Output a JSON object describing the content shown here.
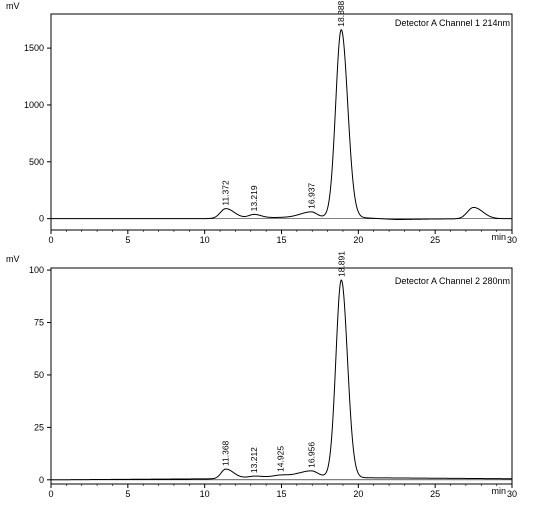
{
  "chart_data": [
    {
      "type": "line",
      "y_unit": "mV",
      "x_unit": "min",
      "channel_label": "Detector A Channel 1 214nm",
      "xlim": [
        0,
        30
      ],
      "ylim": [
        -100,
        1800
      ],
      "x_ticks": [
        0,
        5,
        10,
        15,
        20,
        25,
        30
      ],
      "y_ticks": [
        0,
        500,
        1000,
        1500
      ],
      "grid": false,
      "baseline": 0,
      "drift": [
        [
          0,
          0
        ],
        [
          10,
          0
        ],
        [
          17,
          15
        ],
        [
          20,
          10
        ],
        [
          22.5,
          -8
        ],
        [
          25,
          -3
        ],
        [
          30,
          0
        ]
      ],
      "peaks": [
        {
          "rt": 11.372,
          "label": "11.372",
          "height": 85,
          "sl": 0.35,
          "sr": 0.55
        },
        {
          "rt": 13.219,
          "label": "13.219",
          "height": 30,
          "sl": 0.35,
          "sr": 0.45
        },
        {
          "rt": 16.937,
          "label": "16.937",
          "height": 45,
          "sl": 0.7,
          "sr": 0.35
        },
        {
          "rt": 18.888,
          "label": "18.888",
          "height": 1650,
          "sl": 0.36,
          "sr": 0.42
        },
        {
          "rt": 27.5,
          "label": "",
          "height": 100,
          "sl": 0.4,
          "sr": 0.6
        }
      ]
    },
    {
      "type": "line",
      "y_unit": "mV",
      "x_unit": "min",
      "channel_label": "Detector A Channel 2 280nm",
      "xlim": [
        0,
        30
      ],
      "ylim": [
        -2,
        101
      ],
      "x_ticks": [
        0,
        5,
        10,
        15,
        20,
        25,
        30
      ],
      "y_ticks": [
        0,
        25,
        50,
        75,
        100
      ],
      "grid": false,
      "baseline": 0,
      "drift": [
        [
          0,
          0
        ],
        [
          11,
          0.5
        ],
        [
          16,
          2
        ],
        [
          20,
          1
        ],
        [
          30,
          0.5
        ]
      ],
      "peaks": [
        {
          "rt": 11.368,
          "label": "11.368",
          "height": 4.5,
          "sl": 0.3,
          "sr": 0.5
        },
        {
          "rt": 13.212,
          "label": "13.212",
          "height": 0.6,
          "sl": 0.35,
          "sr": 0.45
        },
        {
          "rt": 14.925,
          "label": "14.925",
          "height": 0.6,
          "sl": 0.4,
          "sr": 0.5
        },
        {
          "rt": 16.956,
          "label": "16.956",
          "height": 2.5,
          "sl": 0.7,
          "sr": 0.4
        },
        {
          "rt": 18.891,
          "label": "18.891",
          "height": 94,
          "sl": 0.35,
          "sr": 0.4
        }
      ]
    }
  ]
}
◇ ◇ ◇ ◇ ◇
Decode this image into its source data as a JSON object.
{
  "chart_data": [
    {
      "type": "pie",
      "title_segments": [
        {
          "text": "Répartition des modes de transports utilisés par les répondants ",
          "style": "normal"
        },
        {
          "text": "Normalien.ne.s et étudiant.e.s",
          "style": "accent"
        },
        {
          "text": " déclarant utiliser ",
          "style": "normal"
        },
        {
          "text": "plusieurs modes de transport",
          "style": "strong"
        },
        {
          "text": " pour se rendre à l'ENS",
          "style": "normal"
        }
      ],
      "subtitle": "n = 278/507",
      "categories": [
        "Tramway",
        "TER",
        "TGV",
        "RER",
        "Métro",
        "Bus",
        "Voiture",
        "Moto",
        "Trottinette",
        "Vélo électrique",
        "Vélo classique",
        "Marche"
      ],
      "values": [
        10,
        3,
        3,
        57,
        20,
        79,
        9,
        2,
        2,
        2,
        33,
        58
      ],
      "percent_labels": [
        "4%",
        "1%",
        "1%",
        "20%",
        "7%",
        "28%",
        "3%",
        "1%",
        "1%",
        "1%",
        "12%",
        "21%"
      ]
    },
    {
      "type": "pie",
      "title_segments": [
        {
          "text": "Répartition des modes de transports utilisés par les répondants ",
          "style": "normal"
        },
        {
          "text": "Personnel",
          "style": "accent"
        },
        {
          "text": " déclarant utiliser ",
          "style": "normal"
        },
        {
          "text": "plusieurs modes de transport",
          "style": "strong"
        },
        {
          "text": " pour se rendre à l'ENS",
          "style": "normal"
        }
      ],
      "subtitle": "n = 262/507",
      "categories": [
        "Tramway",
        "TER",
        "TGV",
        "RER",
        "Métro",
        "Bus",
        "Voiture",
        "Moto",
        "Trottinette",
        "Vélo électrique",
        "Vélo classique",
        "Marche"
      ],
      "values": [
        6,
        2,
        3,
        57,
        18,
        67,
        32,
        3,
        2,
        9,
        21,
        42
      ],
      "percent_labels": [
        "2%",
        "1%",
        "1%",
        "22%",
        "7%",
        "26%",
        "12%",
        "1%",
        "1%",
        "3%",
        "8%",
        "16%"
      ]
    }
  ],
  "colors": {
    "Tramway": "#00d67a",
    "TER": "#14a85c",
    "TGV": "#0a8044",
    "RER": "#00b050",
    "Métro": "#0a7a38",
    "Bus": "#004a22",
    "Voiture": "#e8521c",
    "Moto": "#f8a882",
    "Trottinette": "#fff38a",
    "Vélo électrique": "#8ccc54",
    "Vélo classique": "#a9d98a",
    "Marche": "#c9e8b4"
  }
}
◇ ◇ ◇ ◇ ◇
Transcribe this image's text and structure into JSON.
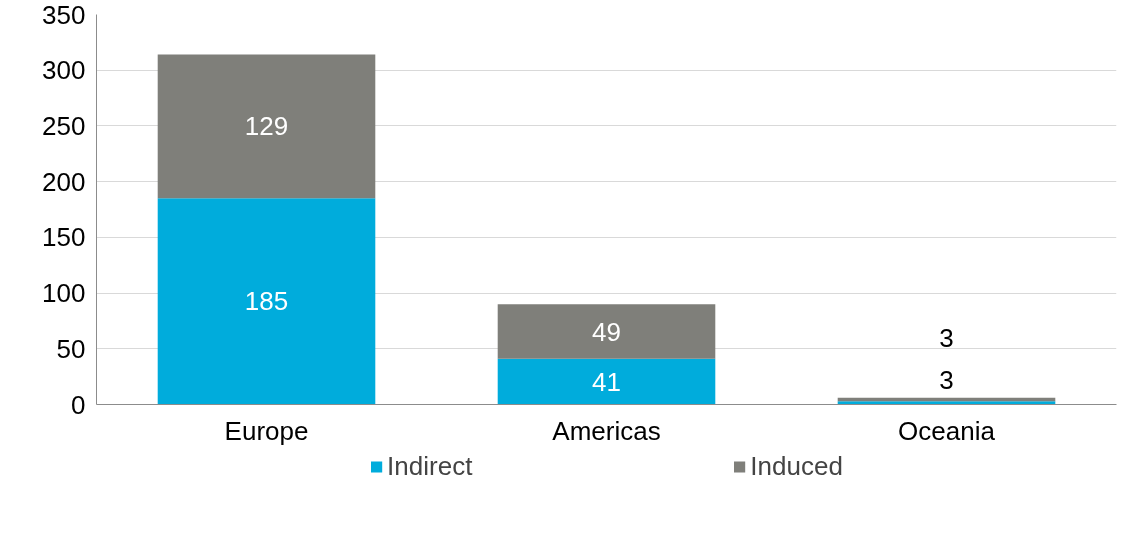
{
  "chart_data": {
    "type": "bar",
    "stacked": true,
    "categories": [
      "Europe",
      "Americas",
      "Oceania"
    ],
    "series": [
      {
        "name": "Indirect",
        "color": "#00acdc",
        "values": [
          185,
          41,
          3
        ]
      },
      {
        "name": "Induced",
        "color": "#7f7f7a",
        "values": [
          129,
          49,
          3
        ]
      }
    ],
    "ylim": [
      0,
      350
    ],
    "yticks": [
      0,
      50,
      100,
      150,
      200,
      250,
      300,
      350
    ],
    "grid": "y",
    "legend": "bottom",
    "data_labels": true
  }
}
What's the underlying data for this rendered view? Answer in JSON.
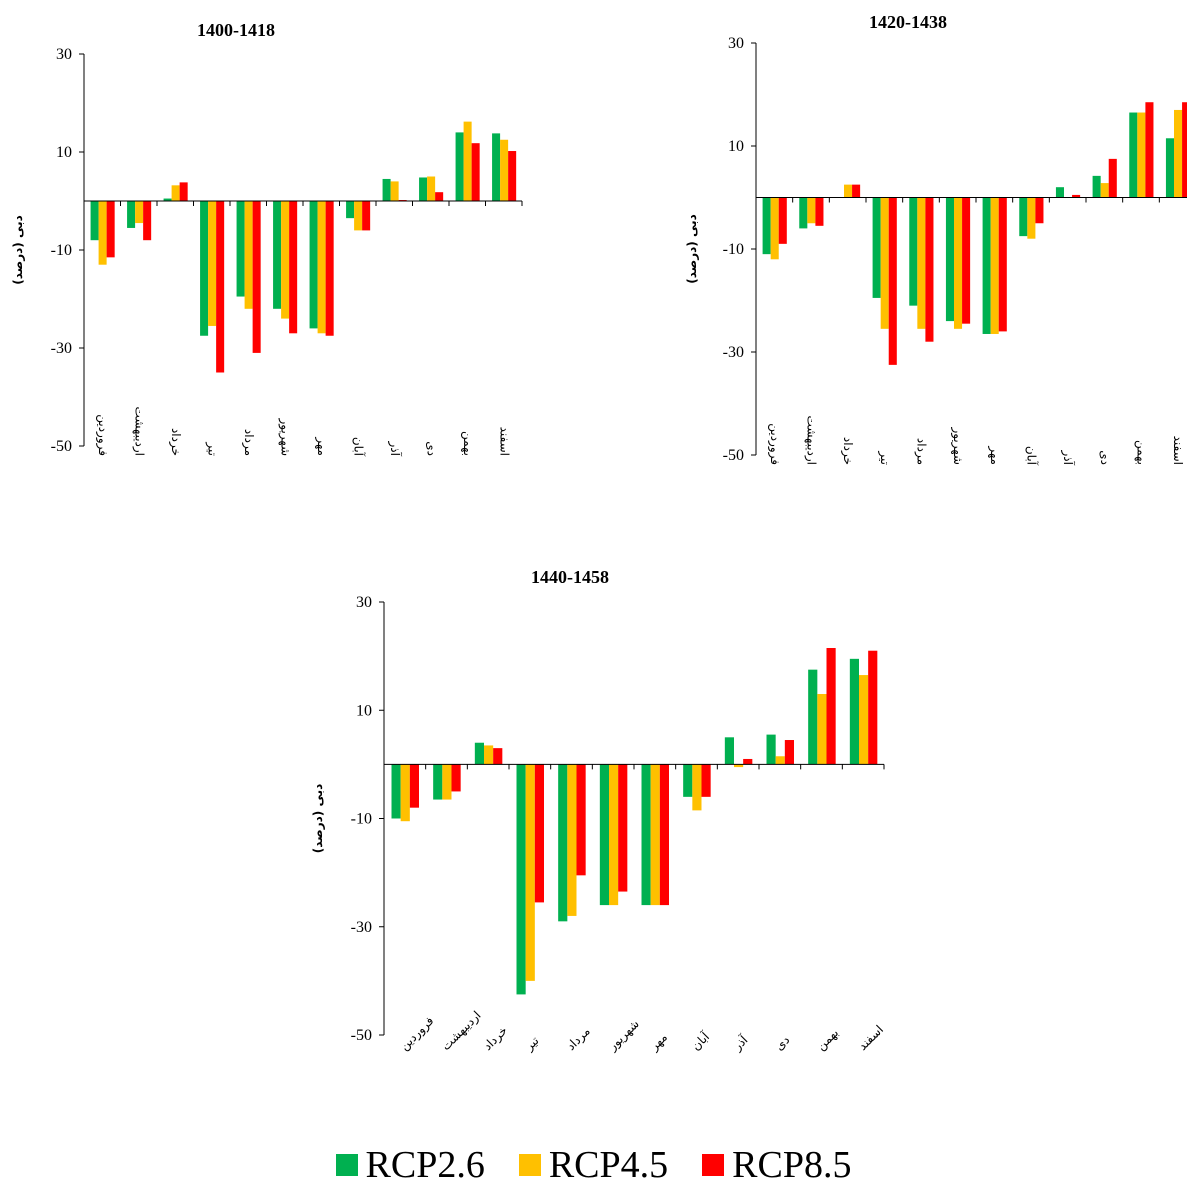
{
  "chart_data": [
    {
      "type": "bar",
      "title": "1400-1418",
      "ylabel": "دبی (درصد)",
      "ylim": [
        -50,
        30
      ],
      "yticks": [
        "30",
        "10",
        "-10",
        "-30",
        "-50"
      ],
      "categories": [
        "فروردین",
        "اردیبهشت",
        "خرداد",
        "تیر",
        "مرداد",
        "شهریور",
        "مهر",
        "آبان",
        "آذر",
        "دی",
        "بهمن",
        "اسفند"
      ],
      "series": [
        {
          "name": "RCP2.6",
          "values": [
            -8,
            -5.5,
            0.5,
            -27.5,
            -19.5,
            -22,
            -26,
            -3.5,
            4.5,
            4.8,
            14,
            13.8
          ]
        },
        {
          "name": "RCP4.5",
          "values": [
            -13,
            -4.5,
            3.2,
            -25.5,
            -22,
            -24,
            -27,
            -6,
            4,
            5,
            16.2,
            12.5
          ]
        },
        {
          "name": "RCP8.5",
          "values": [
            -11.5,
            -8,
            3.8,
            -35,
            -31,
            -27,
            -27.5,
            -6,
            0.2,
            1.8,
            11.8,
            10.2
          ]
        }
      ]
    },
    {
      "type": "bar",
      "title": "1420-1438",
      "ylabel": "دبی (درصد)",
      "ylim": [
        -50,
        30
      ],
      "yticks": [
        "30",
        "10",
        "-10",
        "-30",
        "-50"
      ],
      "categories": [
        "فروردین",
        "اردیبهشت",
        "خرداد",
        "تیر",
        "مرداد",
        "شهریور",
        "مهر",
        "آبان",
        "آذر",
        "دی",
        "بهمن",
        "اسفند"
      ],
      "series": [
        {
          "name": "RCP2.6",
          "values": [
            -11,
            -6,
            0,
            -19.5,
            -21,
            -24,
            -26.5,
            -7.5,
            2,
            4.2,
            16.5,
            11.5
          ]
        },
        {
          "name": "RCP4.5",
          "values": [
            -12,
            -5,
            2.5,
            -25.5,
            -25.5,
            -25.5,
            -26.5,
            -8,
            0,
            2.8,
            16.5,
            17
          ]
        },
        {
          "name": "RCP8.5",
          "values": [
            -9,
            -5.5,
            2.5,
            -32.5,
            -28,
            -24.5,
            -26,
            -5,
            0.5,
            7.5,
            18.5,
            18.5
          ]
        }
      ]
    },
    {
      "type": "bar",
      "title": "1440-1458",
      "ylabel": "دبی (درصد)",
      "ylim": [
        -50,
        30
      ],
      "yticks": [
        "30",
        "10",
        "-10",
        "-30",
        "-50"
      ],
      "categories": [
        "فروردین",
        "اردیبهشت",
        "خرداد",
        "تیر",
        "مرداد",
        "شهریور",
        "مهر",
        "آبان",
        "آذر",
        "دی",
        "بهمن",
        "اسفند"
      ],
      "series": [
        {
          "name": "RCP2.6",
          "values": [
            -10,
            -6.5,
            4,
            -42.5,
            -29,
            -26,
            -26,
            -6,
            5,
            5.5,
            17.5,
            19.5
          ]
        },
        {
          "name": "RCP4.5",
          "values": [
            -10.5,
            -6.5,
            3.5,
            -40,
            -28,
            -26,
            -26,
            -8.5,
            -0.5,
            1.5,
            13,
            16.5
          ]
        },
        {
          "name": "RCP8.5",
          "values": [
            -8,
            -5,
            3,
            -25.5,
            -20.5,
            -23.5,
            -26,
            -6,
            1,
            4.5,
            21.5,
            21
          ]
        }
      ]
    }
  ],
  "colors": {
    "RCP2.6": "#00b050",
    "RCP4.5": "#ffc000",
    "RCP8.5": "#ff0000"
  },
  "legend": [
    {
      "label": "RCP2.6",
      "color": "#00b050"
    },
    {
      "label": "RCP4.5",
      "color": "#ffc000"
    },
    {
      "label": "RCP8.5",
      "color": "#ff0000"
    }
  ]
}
◇ ◇ ◇ ◇ ◇
Written instruction: Say how many lines of the material contain the word "height", with no other text.

Task output: 10